[Records from a data collection]
-=-=-=-=-

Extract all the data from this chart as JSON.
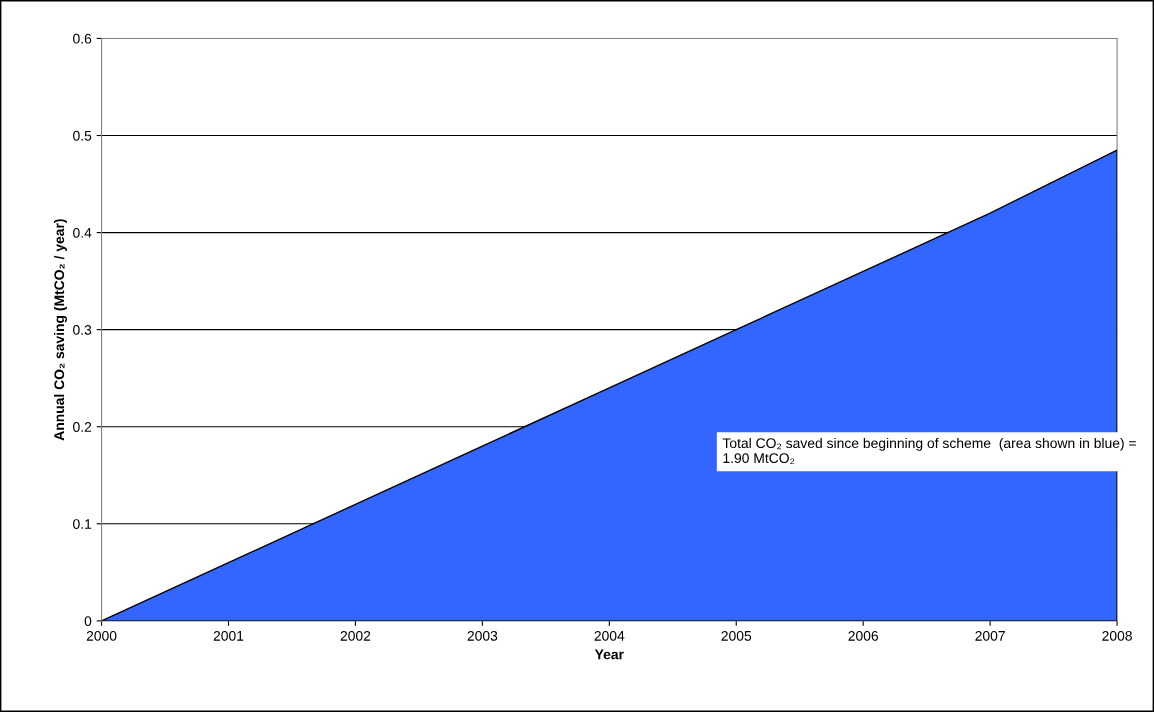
{
  "chart_data": {
    "type": "area",
    "xlabel": "Year",
    "ylabel": "Annual CO₂ saving (MtCO₂ / year)",
    "x": [
      2000,
      2001,
      2002,
      2003,
      2004,
      2005,
      2006,
      2007,
      2008
    ],
    "series": [
      {
        "color": "#3366ff",
        "values": [
          0,
          0.06,
          0.12,
          0.18,
          0.24,
          0.3,
          0.36,
          0.42,
          0.485
        ]
      }
    ],
    "xlim": [
      2000,
      2008
    ],
    "xticks": [
      2000,
      2001,
      2002,
      2003,
      2004,
      2005,
      2006,
      2007,
      2008
    ],
    "ylim": [
      0,
      0.6
    ],
    "yticks": [
      {
        "value": 0,
        "label": "0"
      },
      0.1,
      0.2,
      0.3,
      0.4,
      0.5,
      0.6
    ],
    "grid": "y",
    "annotations": [
      "Total CO₂ saved since beginning of scheme  (area shown in blue) = 1.90 MtCO₂"
    ]
  }
}
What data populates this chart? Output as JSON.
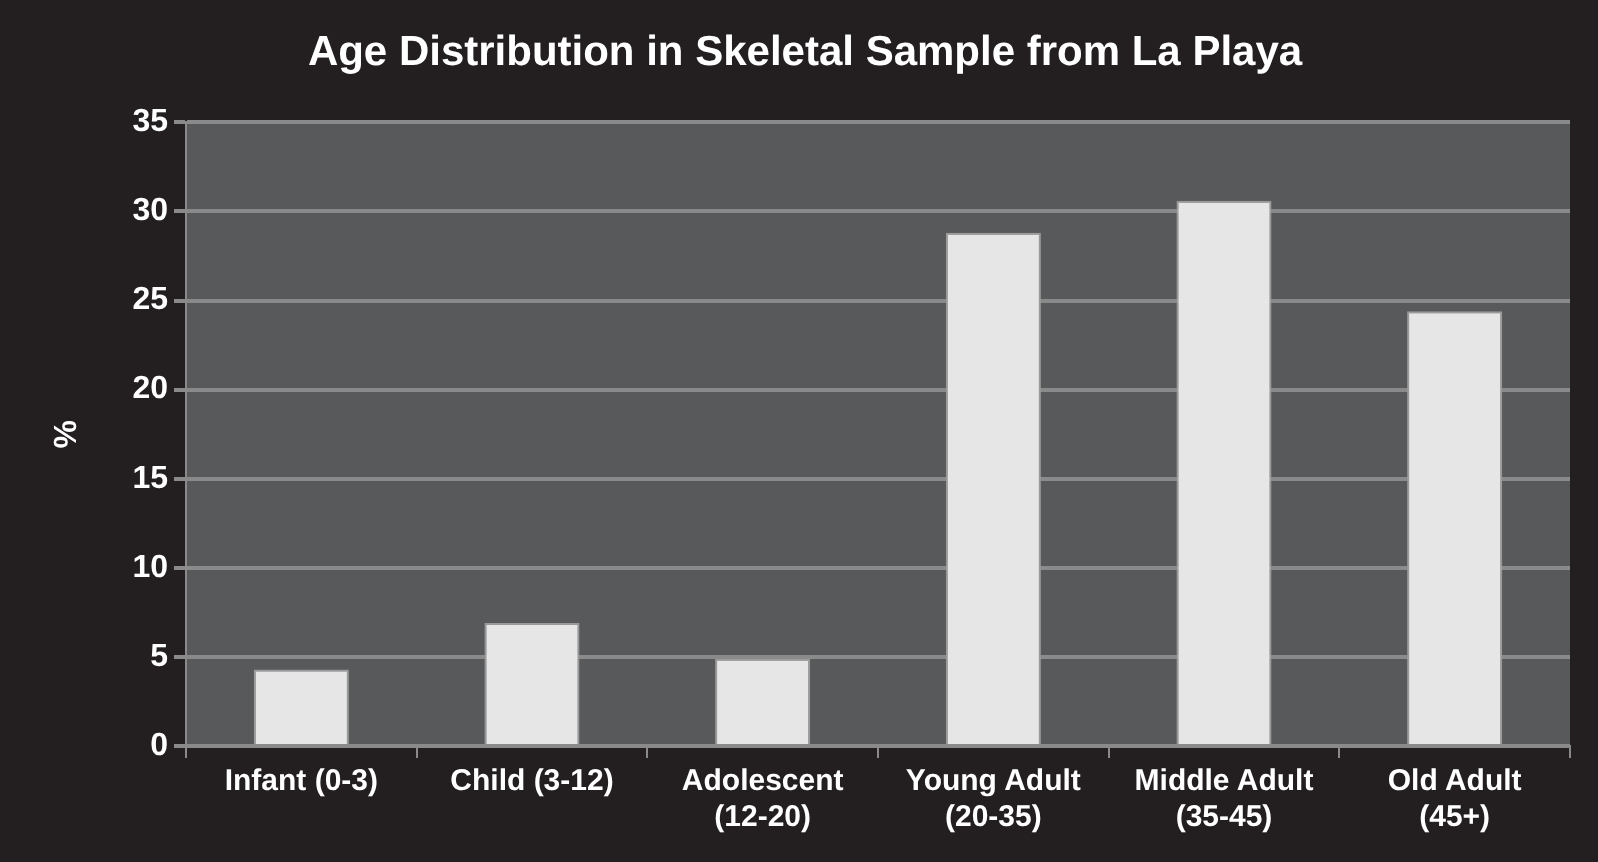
{
  "chart_data": {
    "type": "bar",
    "title": "Age Distribution in Skeletal Sample from La Playa",
    "ylabel": "%",
    "categories": [
      "Infant (0-3)",
      "Child (3-12)",
      "Adolescent (12-20)",
      "Young Adult (20-35)",
      "Middle Adult (35-45)",
      "Old Adult (45+)"
    ],
    "values": [
      4.3,
      6.9,
      4.9,
      28.8,
      30.6,
      24.4
    ],
    "color": "#e6e6e6",
    "ylim": [
      0,
      35
    ],
    "yticks": [
      0,
      5,
      10,
      15,
      20,
      25,
      30,
      35
    ],
    "grid": "y"
  }
}
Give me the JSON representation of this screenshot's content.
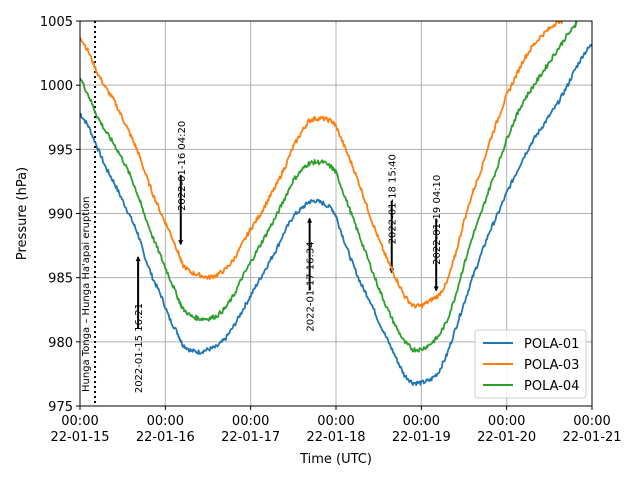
{
  "chart_data": {
    "type": "line",
    "title": "",
    "xlabel": "Time (UTC)",
    "ylabel": "Pressure (hPa)",
    "xlim_days": [
      0,
      6
    ],
    "ylim": [
      975,
      1005
    ],
    "grid": true,
    "x_unit": "days since 2022-01-15 00:00 UTC",
    "xticks": [
      {
        "value": 0,
        "line1": "00:00",
        "line2": "22-01-15"
      },
      {
        "value": 1,
        "line1": "00:00",
        "line2": "22-01-16"
      },
      {
        "value": 2,
        "line1": "00:00",
        "line2": "22-01-17"
      },
      {
        "value": 3,
        "line1": "00:00",
        "line2": "22-01-18"
      },
      {
        "value": 4,
        "line1": "00:00",
        "line2": "22-01-19"
      },
      {
        "value": 5,
        "line1": "00:00",
        "line2": "22-01-20"
      },
      {
        "value": 6,
        "line1": "00:00",
        "line2": "22-01-21"
      }
    ],
    "yticks": [
      {
        "value": 975,
        "label": "975"
      },
      {
        "value": 980,
        "label": "980"
      },
      {
        "value": 985,
        "label": "985"
      },
      {
        "value": 990,
        "label": "990"
      },
      {
        "value": 995,
        "label": "995"
      },
      {
        "value": 1000,
        "label": "1000"
      },
      {
        "value": 1005,
        "label": "1005"
      }
    ],
    "legend_position": "bottom-right",
    "series": [
      {
        "name": "POLA-01",
        "color": "#1f77b4",
        "x": [
          0,
          0.1,
          0.2,
          0.3,
          0.4,
          0.5,
          0.6,
          0.68,
          0.75,
          0.85,
          0.95,
          1.05,
          1.15,
          1.2,
          1.3,
          1.4,
          1.5,
          1.6,
          1.7,
          1.8,
          1.9,
          2.0,
          2.1,
          2.2,
          2.3,
          2.4,
          2.5,
          2.6,
          2.68,
          2.75,
          2.85,
          2.95,
          3.0,
          3.1,
          3.2,
          3.3,
          3.4,
          3.5,
          3.6,
          3.7,
          3.8,
          3.9,
          4.0,
          4.1,
          4.2,
          4.3,
          4.4,
          4.5,
          4.6,
          4.7,
          4.8,
          4.9,
          5.0,
          5.1,
          5.2,
          5.3,
          5.4,
          5.5,
          5.6,
          5.7,
          5.8,
          5.9,
          6.0
        ],
        "y": [
          997.8,
          996.8,
          995.2,
          993.6,
          992.4,
          991.0,
          989.6,
          988.4,
          986.8,
          985.0,
          983.6,
          981.8,
          980.6,
          979.8,
          979.3,
          979.2,
          979.4,
          979.6,
          980.2,
          981.2,
          982.4,
          983.6,
          984.8,
          986.0,
          987.2,
          988.6,
          989.8,
          990.4,
          990.9,
          991.0,
          990.8,
          990.4,
          989.8,
          987.8,
          986.0,
          984.4,
          983.2,
          981.6,
          980.2,
          978.8,
          977.4,
          976.8,
          976.8,
          977.0,
          977.6,
          979.0,
          981.0,
          983.0,
          985.0,
          986.8,
          988.6,
          990.0,
          991.6,
          993.0,
          994.4,
          995.6,
          996.6,
          997.6,
          998.6,
          999.8,
          1001.2,
          1002.4,
          1003.2
        ]
      },
      {
        "name": "POLA-03",
        "color": "#ff7f0e",
        "x": [
          0,
          0.1,
          0.2,
          0.3,
          0.4,
          0.5,
          0.6,
          0.68,
          0.75,
          0.85,
          0.95,
          1.05,
          1.15,
          1.2,
          1.3,
          1.4,
          1.5,
          1.6,
          1.7,
          1.8,
          1.9,
          2.0,
          2.1,
          2.2,
          2.3,
          2.4,
          2.5,
          2.6,
          2.68,
          2.75,
          2.85,
          2.95,
          3.0,
          3.1,
          3.2,
          3.3,
          3.4,
          3.5,
          3.6,
          3.7,
          3.8,
          3.9,
          4.0,
          4.1,
          4.2,
          4.3,
          4.4,
          4.5,
          4.6,
          4.7,
          4.8,
          4.9,
          5.0,
          5.1,
          5.2,
          5.3,
          5.4,
          5.5,
          5.6,
          5.65
        ],
        "y": [
          1003.8,
          1002.6,
          1001.0,
          999.8,
          998.8,
          997.4,
          996.0,
          994.8,
          993.4,
          991.6,
          990.0,
          988.6,
          987.0,
          986.0,
          985.4,
          985.2,
          985.0,
          985.2,
          985.6,
          986.4,
          987.6,
          988.8,
          989.8,
          991.0,
          992.2,
          993.6,
          995.2,
          996.4,
          997.2,
          997.4,
          997.4,
          997.2,
          996.8,
          995.2,
          993.6,
          991.8,
          989.8,
          988.0,
          986.4,
          985.0,
          983.6,
          982.8,
          982.8,
          983.2,
          983.6,
          984.6,
          986.8,
          989.4,
          991.6,
          993.4,
          995.6,
          997.4,
          999.2,
          1000.6,
          1002.0,
          1003.0,
          1003.8,
          1004.4,
          1005.0,
          1005.0
        ]
      },
      {
        "name": "POLA-04",
        "color": "#2ca02c",
        "x": [
          0,
          0.1,
          0.2,
          0.3,
          0.4,
          0.5,
          0.6,
          0.68,
          0.75,
          0.85,
          0.95,
          1.05,
          1.15,
          1.2,
          1.3,
          1.4,
          1.5,
          1.6,
          1.7,
          1.8,
          1.9,
          2.0,
          2.1,
          2.2,
          2.3,
          2.4,
          2.5,
          2.6,
          2.68,
          2.75,
          2.85,
          2.95,
          3.0,
          3.1,
          3.2,
          3.3,
          3.4,
          3.5,
          3.6,
          3.7,
          3.8,
          3.9,
          4.0,
          4.1,
          4.2,
          4.3,
          4.4,
          4.5,
          4.6,
          4.7,
          4.8,
          4.9,
          5.0,
          5.1,
          5.2,
          5.3,
          5.4,
          5.5,
          5.6,
          5.7,
          5.8,
          5.82
        ],
        "y": [
          1000.6,
          999.2,
          997.6,
          996.4,
          995.4,
          994.2,
          992.8,
          991.4,
          990.0,
          988.2,
          986.6,
          985.0,
          983.4,
          982.6,
          982.0,
          981.8,
          981.8,
          982.0,
          982.6,
          983.6,
          985.0,
          986.2,
          987.4,
          988.6,
          989.8,
          991.2,
          992.6,
          993.4,
          993.9,
          994.0,
          994.0,
          993.6,
          993.2,
          991.4,
          989.6,
          987.8,
          986.0,
          984.2,
          982.6,
          981.2,
          980.0,
          979.4,
          979.4,
          979.8,
          980.4,
          981.6,
          983.6,
          986.0,
          988.2,
          990.0,
          992.0,
          993.8,
          995.8,
          997.4,
          998.8,
          999.8,
          1000.8,
          1001.8,
          1002.8,
          1003.8,
          1004.6,
          1005.0
        ]
      }
    ],
    "annotations": [
      {
        "text": "Hunga Tonga – Hunga Ha'apai eruption",
        "x": 0.176,
        "kind": "vertical-dotted-line"
      },
      {
        "text": "2022-01-15 16:21",
        "x": 0.681,
        "arrow_from": 981.0,
        "arrow_to": 986.6,
        "direction": "up",
        "text_from": 976,
        "text_to": 981.5
      },
      {
        "text": "2022-01-16 04:20",
        "x": 1.181,
        "arrow_from": 993.0,
        "arrow_to": 987.6,
        "direction": "down",
        "text_from": 990.2,
        "text_to": 996.8
      },
      {
        "text": "2022-01-17 16:34",
        "x": 2.691,
        "arrow_from": 984.0,
        "arrow_to": 989.6,
        "direction": "up",
        "text_from": 980.8,
        "text_to": 987.7
      },
      {
        "text": "2022-01-18 15:40",
        "x": 3.653,
        "arrow_from": 991.0,
        "arrow_to": 985.4,
        "direction": "down",
        "text_from": 987.6,
        "text_to": 994.4
      },
      {
        "text": "2022-01-19 04:10",
        "x": 4.174,
        "arrow_from": 989.6,
        "arrow_to": 984.0,
        "direction": "down",
        "text_from": 986.0,
        "text_to": 992.8
      }
    ]
  }
}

-=-=-=-=-

Given instruction
State the count of lines holding the string "title" in the listing above, and nothing else.

The result
2